======== RECORDS FOR THIS EXERCISE

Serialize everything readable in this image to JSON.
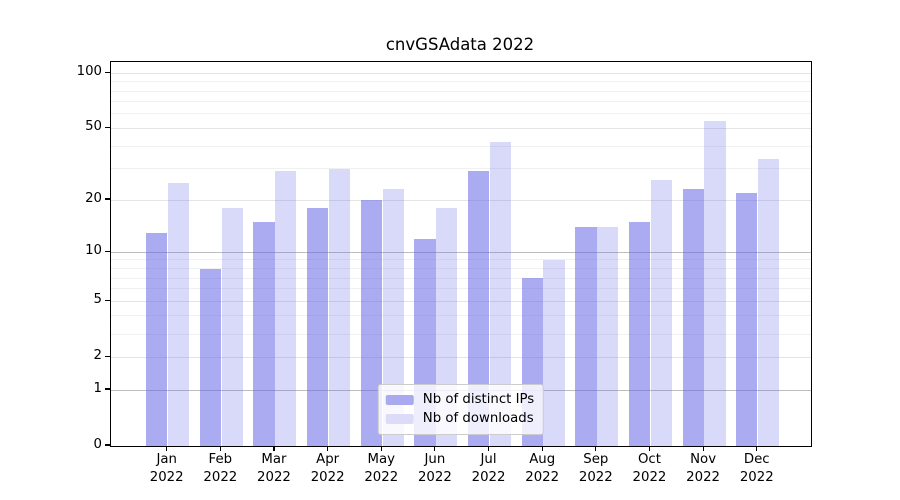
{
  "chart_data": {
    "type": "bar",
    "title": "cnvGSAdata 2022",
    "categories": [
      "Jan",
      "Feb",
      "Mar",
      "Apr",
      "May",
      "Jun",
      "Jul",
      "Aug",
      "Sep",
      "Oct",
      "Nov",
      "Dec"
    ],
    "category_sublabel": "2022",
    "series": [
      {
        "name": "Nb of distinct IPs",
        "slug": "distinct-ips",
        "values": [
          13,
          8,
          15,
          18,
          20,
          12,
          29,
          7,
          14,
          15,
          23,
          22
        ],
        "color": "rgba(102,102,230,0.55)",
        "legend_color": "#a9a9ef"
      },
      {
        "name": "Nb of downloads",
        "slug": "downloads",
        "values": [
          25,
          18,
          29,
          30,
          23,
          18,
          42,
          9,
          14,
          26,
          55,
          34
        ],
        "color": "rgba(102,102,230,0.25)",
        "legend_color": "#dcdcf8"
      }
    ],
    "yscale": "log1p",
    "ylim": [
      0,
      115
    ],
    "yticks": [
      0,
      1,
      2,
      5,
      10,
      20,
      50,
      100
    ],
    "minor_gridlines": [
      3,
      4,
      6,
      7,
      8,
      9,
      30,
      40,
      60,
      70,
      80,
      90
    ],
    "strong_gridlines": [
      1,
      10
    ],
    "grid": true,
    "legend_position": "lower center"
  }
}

================

**WHAT IS ASKED:** Filter the listing above for the string "downloads" and copy every matching line.

**EXERCISE RESPONSE:**
        "name": "Nb of downloads",
        "slug": "downloads",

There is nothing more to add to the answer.